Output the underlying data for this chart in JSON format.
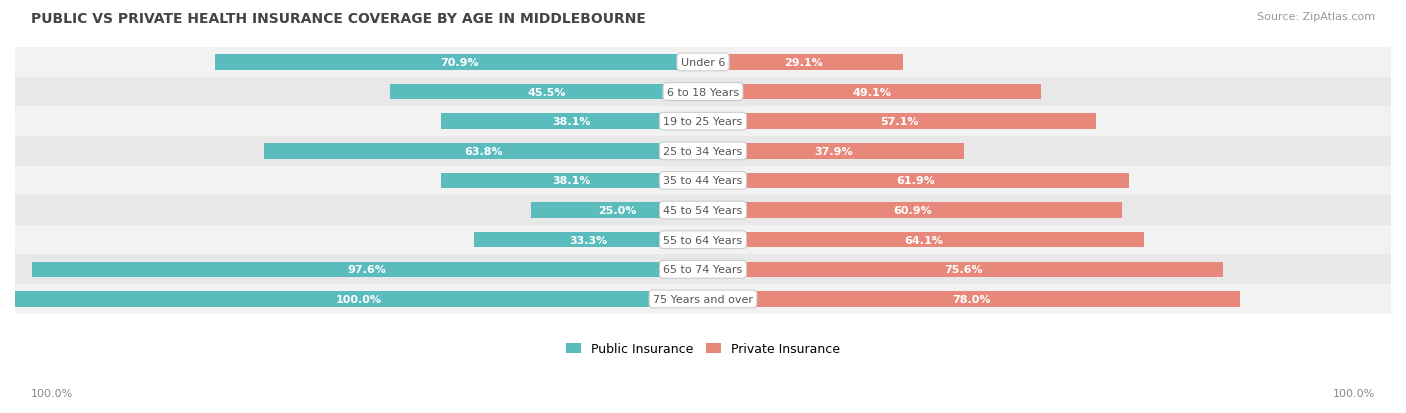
{
  "title": "PUBLIC VS PRIVATE HEALTH INSURANCE COVERAGE BY AGE IN MIDDLEBOURNE",
  "source": "Source: ZipAtlas.com",
  "categories": [
    "Under 6",
    "6 to 18 Years",
    "19 to 25 Years",
    "25 to 34 Years",
    "35 to 44 Years",
    "45 to 54 Years",
    "55 to 64 Years",
    "65 to 74 Years",
    "75 Years and over"
  ],
  "public": [
    70.9,
    45.5,
    38.1,
    63.8,
    38.1,
    25.0,
    33.3,
    97.6,
    100.0
  ],
  "private": [
    29.1,
    49.1,
    57.1,
    37.9,
    61.9,
    60.9,
    64.1,
    75.6,
    78.0
  ],
  "public_color": "#5bbcbe",
  "private_color": "#e8887a",
  "row_bg_even": "#f2f2f2",
  "row_bg_odd": "#e8e8e8",
  "label_color_inside": "#ffffff",
  "label_color_outside": "#888888",
  "center_label_color": "#555555",
  "title_color": "#444444",
  "source_color": "#999999",
  "max_value": 100.0,
  "bar_height": 0.52,
  "legend_labels": [
    "Public Insurance",
    "Private Insurance"
  ],
  "bottom_label": "100.0%"
}
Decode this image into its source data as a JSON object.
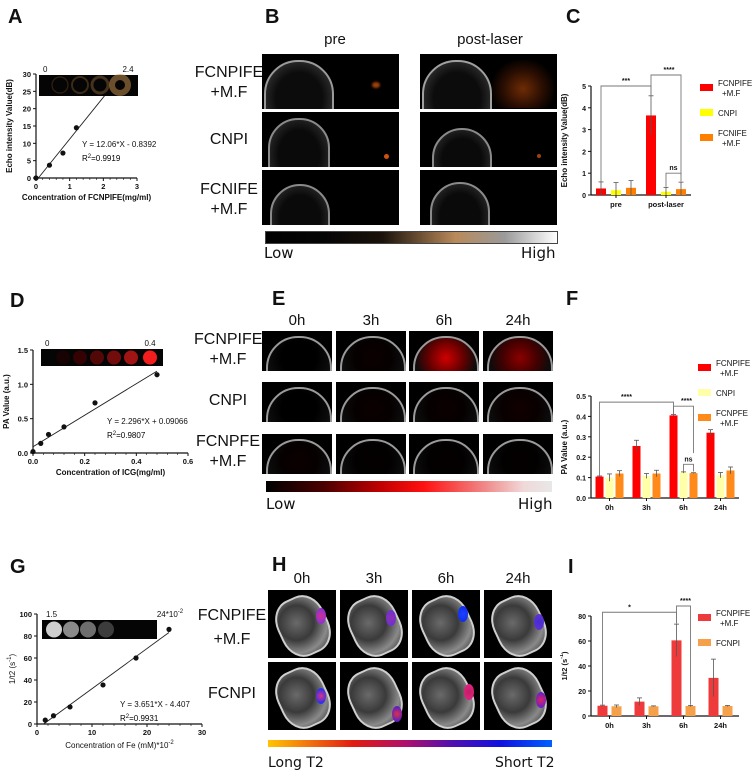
{
  "panels": {
    "A": {
      "letter": "A"
    },
    "B": {
      "letter": "B"
    },
    "C": {
      "letter": "C"
    },
    "D": {
      "letter": "D"
    },
    "E": {
      "letter": "E"
    },
    "F": {
      "letter": "F"
    },
    "G": {
      "letter": "G"
    },
    "H": {
      "letter": "H"
    },
    "I": {
      "letter": "I"
    }
  },
  "B_images": {
    "columns": [
      "pre",
      "post-laser"
    ],
    "rows": [
      {
        "line1": "FCNPIFE",
        "line2": "+M.F"
      },
      {
        "line1": "CNPI",
        "line2": ""
      },
      {
        "line1": "FCNIFE",
        "line2": "+M.F"
      }
    ],
    "colorbar": {
      "low": "Low",
      "high": "High",
      "colors": [
        "#000000",
        "#1a120b",
        "#b98a5a",
        "#9a9a9a",
        "#ffffff"
      ]
    }
  },
  "E_images": {
    "columns": [
      "0h",
      "3h",
      "6h",
      "24h"
    ],
    "rows": [
      {
        "line1": "FCNPIFE",
        "line2": "+M.F"
      },
      {
        "line1": "CNPI",
        "line2": ""
      },
      {
        "line1": "FCNPFE",
        "line2": "+M.F"
      }
    ],
    "colorbar": {
      "low": "Low",
      "high": "High",
      "colors": [
        "#000000",
        "#e00000",
        "#ff0000",
        "#f4b0b0",
        "#e8e8e8"
      ]
    }
  },
  "H_images": {
    "columns": [
      "0h",
      "3h",
      "6h",
      "24h"
    ],
    "rows": [
      {
        "line1": "FCNPIFE",
        "line2": "+M.F"
      },
      {
        "line1": "FCNPI",
        "line2": ""
      }
    ],
    "colorbar": {
      "low": "Long  T2",
      "high": "Short T2",
      "colors": [
        "#ffc400",
        "#e81c10",
        "#b0106a",
        "#4a10b0",
        "#1010e8",
        "#0060ff"
      ]
    }
  },
  "chart_data": [
    {
      "panel": "A",
      "type": "scatter",
      "title": "",
      "xlabel": "Concentration of FCNPIFE(mg/ml)",
      "ylabel": "Echo intensity Value(dB)",
      "xlim": [
        0,
        3
      ],
      "ylim": [
        0,
        30
      ],
      "xticks": [
        0,
        1,
        2,
        3
      ],
      "yticks": [
        0,
        5,
        10,
        15,
        20,
        25,
        30
      ],
      "x": [
        0,
        0.4,
        0.8,
        1.2,
        2.4
      ],
      "y": [
        0,
        3.7,
        7.2,
        14.5,
        28.2
      ],
      "fit": {
        "equation": "Y = 12.06*X - 0.8392",
        "r2_label": "R",
        "r2_value": "=0.9919",
        "slope": 12.06,
        "intercept": -0.8392
      },
      "inset": {
        "left_label": "0",
        "right_label": "2.4"
      }
    },
    {
      "panel": "C",
      "type": "bar",
      "xlabel": "",
      "ylabel": "Echo intensity Value(dB)",
      "ylim": [
        0,
        5
      ],
      "yticks": [
        0,
        1,
        2,
        3,
        4,
        5
      ],
      "categories": [
        "pre",
        "post-laser"
      ],
      "series": [
        {
          "name": "FCNPIFE +M.F",
          "color": "#ff0000",
          "values": [
            0.3,
            3.65
          ],
          "errors": [
            0.3,
            0.9
          ]
        },
        {
          "name": "CNPI",
          "color": "#ffff00",
          "values": [
            0.22,
            0.15
          ],
          "errors": [
            0.35,
            0.2
          ]
        },
        {
          "name": "FCNIFE +M.F",
          "color": "#ff8000",
          "values": [
            0.33,
            0.27
          ],
          "errors": [
            0.33,
            0.32
          ]
        }
      ],
      "legend": [
        {
          "line1": "FCNPIFE",
          "line2": "+M.F"
        },
        {
          "line1": "CNPI",
          "line2": ""
        },
        {
          "line1": "FCNIFE",
          "line2": "+M.F"
        }
      ],
      "annotations": [
        "***",
        "****",
        "ns"
      ]
    },
    {
      "panel": "D",
      "type": "scatter",
      "xlabel": "Concentration of ICG(mg/ml)",
      "ylabel": "PA Value (a.u.)",
      "xlim": [
        0,
        0.6
      ],
      "ylim": [
        0,
        1.5
      ],
      "xticks": [
        "0.0",
        "0.2",
        "0.4",
        "0.6"
      ],
      "yticks": [
        "0.0",
        "0.5",
        "1.0",
        "1.5"
      ],
      "x": [
        0,
        0.03,
        0.06,
        0.12,
        0.24,
        0.48
      ],
      "y": [
        0.02,
        0.14,
        0.27,
        0.38,
        0.73,
        1.14
      ],
      "fit": {
        "equation": "Y = 2.296*X + 0.09066",
        "r2_label": "R",
        "r2_value": "=0.9807",
        "slope": 2.296,
        "intercept": 0.09066
      },
      "inset": {
        "left_label": "0",
        "right_label": "0.4"
      }
    },
    {
      "panel": "F",
      "type": "bar",
      "xlabel": "",
      "ylabel": "PA Value (a.u.)",
      "ylim": [
        0,
        0.5
      ],
      "yticks": [
        "0.0",
        "0.1",
        "0.2",
        "0.3",
        "0.4",
        "0.5"
      ],
      "categories": [
        "0h",
        "3h",
        "6h",
        "24h"
      ],
      "series": [
        {
          "name": "FCNPIFE +M.F",
          "color": "#ff0000",
          "values": [
            0.105,
            0.255,
            0.405,
            0.32
          ],
          "errors": [
            0.003,
            0.028,
            0.004,
            0.015
          ]
        },
        {
          "name": "CNPI",
          "color": "#ffffa8",
          "values": [
            0.1,
            0.108,
            0.125,
            0.112
          ],
          "errors": [
            0.018,
            0.012,
            0.003,
            0.013
          ]
        },
        {
          "name": "FCNPFE +M.F",
          "color": "#ff8a1a",
          "values": [
            0.12,
            0.12,
            0.122,
            0.135
          ],
          "errors": [
            0.014,
            0.016,
            0.002,
            0.017
          ]
        }
      ],
      "legend": [
        {
          "line1": "FCNPIFE",
          "line2": "+M.F"
        },
        {
          "line1": "CNPI",
          "line2": ""
        },
        {
          "line1": "FCNPFE",
          "line2": "+M.F"
        }
      ],
      "annotations": [
        "****",
        "****",
        "ns"
      ]
    },
    {
      "panel": "G",
      "type": "scatter",
      "xlabel": "Concentration of Fe (mM)*10",
      "xlabel_sup": "-2",
      "ylabel": "1/t2 (s",
      "ylabel_sup": "-1",
      "xlim": [
        0,
        30
      ],
      "ylim": [
        0,
        100
      ],
      "xticks": [
        0,
        10,
        20,
        30
      ],
      "yticks": [
        0,
        20,
        40,
        60,
        80,
        100
      ],
      "x": [
        1.5,
        3,
        6,
        12,
        18,
        24
      ],
      "y": [
        3.5,
        7.5,
        15.5,
        35.5,
        60,
        86
      ],
      "fit": {
        "equation": "Y = 3.651*X - 4.407",
        "r2_label": "R",
        "r2_value": "=0.9931",
        "slope": 3.651,
        "intercept": -4.407
      },
      "inset": {
        "left_label": "1.5",
        "right_label": "24*10",
        "right_sup": "-2"
      }
    },
    {
      "panel": "I",
      "type": "bar",
      "xlabel": "",
      "ylabel": "1/t2 (s",
      "ylabel_sup": "-1",
      "ylim": [
        0,
        80
      ],
      "yticks": [
        0,
        20,
        40,
        60,
        80
      ],
      "categories": [
        "0h",
        "3h",
        "6h",
        "24h"
      ],
      "series": [
        {
          "name": "FCNPIFE +M.F",
          "color": "#ee3a3a",
          "values": [
            8.2,
            11.5,
            60.5,
            30.5
          ],
          "errors": [
            0.5,
            3,
            13,
            15
          ]
        },
        {
          "name": "FCNPI",
          "color": "#f5a04a",
          "values": [
            7.8,
            7.8,
            8.0,
            8.0
          ],
          "errors": [
            1,
            0.3,
            0.5,
            0.4
          ]
        }
      ],
      "legend": [
        {
          "line1": "FCNPIFE",
          "line2": "+M.F"
        },
        {
          "line1": "FCNPI",
          "line2": ""
        }
      ],
      "annotations": [
        "*",
        "****"
      ]
    }
  ]
}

=-=-=-=-=

• TASK GOAL
The answer is a single number: how many lines include the word "FCNIFE"?

• EXERCISE SOLUTION
3